▶ WHAT TO WORK ON
Give the data below again exactly as written, without its pictures.

※ ※ ※

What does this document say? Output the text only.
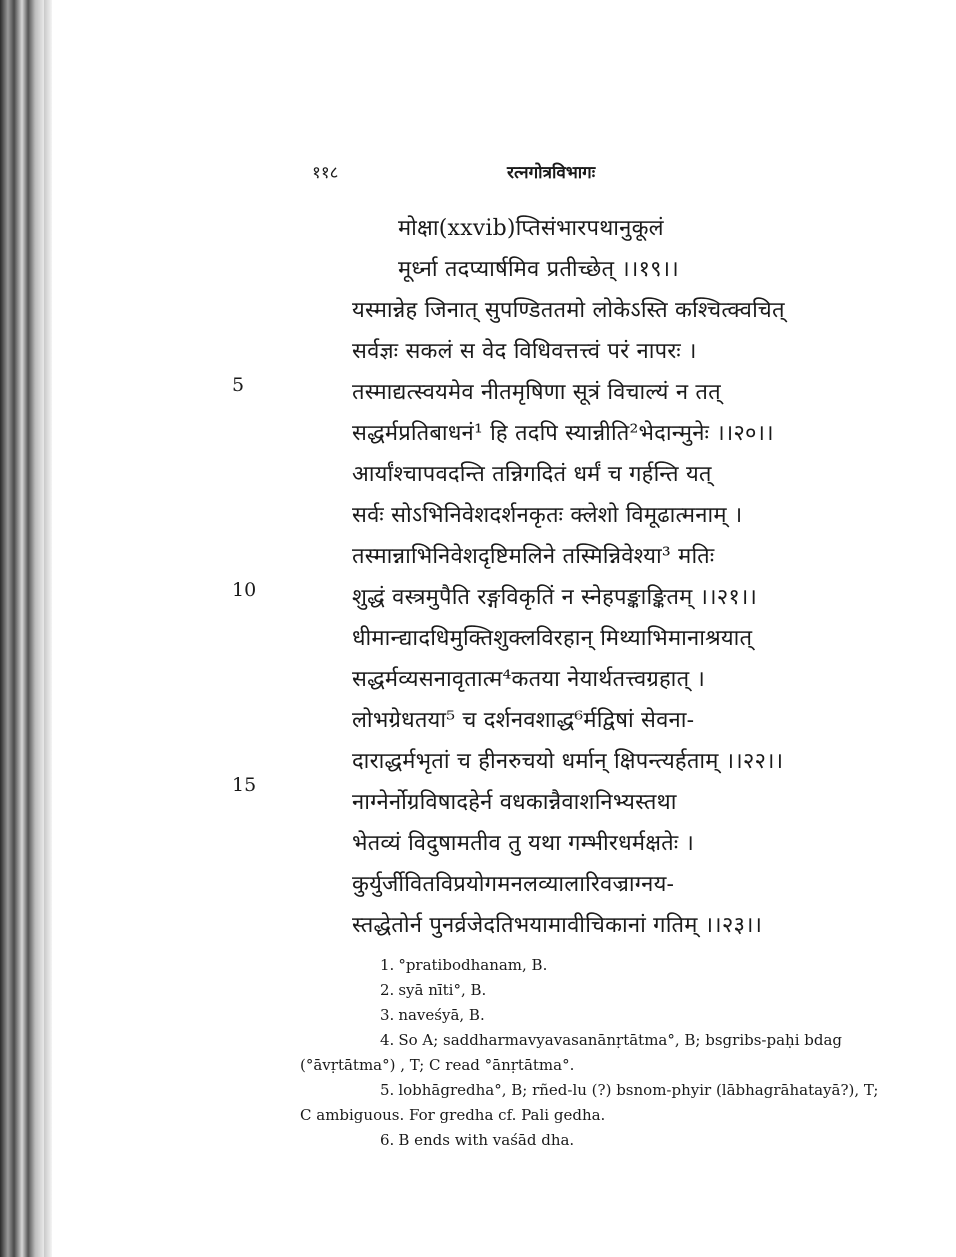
११८	रत्नगोत्रविभागः
5
10
15
मोक्षा(xxvib)प्तिसंभारपथानुकूलं
मूर्ध्ना तदप्यार्षमिव प्रतीच्छेत् ।।१९।।
यस्मान्नेह जिनात् सुपण्डिततमो लोकेऽस्ति कश्चित्क्वचित्
सर्वज्ञः सकलं स वेद विधिवत्तत्त्वं परं नापरः ।
तस्माद्यत्स्वयमेव नीतमृषिणा सूत्रं विचाल्यं न तत्
सद्धर्मप्रतिबाधनं¹ हि तदपि स्यान्नीति²भेदान्मुनेः ।।२०।।
आर्यांश्चापवदन्ति तन्निगदितं धर्मं च गर्हन्ति यत्
सर्वः सोऽभिनिवेशदर्शनकृतः क्लेशो विमूढात्मनाम् ।
तस्मान्नाभिनिवेशदृष्टिमलिने तस्मिन्निवेश्या³ मतिः
शुद्धं वस्त्रमुपैति रङ्गविकृतिं न स्नेहपङ्काङ्कितम् ।।२१।।
धीमान्द्यादधिमुक्तिशुक्लविरहान् मिथ्याभिमानाश्रयात्
सद्धर्मव्यसनावृतात्म⁴कतया नेयार्थतत्त्वग्रहात् ।
लोभग्रेधतया⁵ च दर्शनवशाद्ध⁶र्मद्विषां सेवना-
दाराद्धर्मभृतां च हीनरुचयो धर्मान् क्षिपन्त्यर्हताम् ।।२२।।
नाग्नेर्नोग्रविषादहेर्न वधकान्नैवाशनिभ्यस्तथा
भेतव्यं विदुषामतीव तु यथा गम्भीरधर्मक्षतेः ।
कुर्युर्जीवितविप्रयोगमनलव्यालारिवज्राग्नय-
स्तद्धेतोर्न पुनर्व्रजेदतिभयामावीचिकानां गतिम् ।।२३।।
1. °pratibodhanam, B.
2. syā nīti°, B.
3. naveśyā, B.
4. So A; saddharmavyavasanānṛtātma°, B; bsgribs-paḥi bdag (°āvṛtātma°) , T; C read °ānṛtātma°.
5. lobhāgredha°, B; rñed-lu (?) bsnom-phyir (lābhagrāhatayā?), T; C ambiguous. For gredha cf. Pali gedha.
6. B ends with vaśād dha.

※ ※ ※

▶ PROBLEM SOLUTION
What does this document say? Output the text only.
११८	रत्नगोत्रविभागः
5
10
15
मोक्षा(xxvib)प्तिसंभारपथानुकूलं
मूर्ध्ना तदप्यार्षमिव प्रतीच्छेत् ।।१९।।
यस्मान्नेह जिनात् सुपण्डिततमो लोकेऽस्ति कश्चित्क्वचित्
सर्वज्ञः सकलं स वेद विधिवत्तत्त्वं परं नापरः ।
तस्माद्यत्स्वयमेव नीतमृषिणा सूत्रं विचाल्यं न तत्
सद्धर्मप्रतिबाधनं¹ हि तदपि स्यान्नीति²भेदान्मुनेः ।।२०।।
आर्यांश्चापवदन्ति तन्निगदितं धर्मं च गर्हन्ति यत्
सर्वः सोऽभिनिवेशदर्शनकृतः क्लेशो विमूढात्मनाम् ।
तस्मान्नाभिनिवेशदृष्टिमलिने तस्मिन्निवेश्या³ मतिः
शुद्धं वस्त्रमुपैति रङ्गविकृतिं न स्नेहपङ्काङ्कितम् ।।२१।।
धीमान्द्यादधिमुक्तिशुक्लविरहान् मिथ्याभिमानाश्रयात्
सद्धर्मव्यसनावृतात्म⁴कतया नेयार्थतत्त्वग्रहात् ।
लोभग्रेधतया⁵ च दर्शनवशाद्ध⁶र्मद्विषां सेवना-
दाराद्धर्मभृतां च हीनरुचयो धर्मान् क्षिपन्त्यर्हताम् ।।२२।।
नाग्नेर्नोग्रविषादहेर्न वधकान्नैवाशनिभ्यस्तथा
भेतव्यं विदुषामतीव तु यथा गम्भीरधर्मक्षतेः ।
कुर्युर्जीवितविप्रयोगमनलव्यालारिवज्राग्नय-
स्तद्धेतोर्न पुनर्व्रजेदतिभयामावीचिकानां गतिम् ।।२३।।
1. °pratibodhanam, B.
2. syā nīti°, B.
3. naveśyā, B.
4. So A; saddharmavyavasanānṛtātma°, B; bsgribs-paḥi bdag (°āvṛtātma°) , T; C read °ānṛtātma°.
5. lobhāgredha°, B; rñed-lu (?) bsnom-phyir (lābhagrāhatayā?), T; C ambiguous. For gredha cf. Pali gedha.
6. B ends with vaśād dha.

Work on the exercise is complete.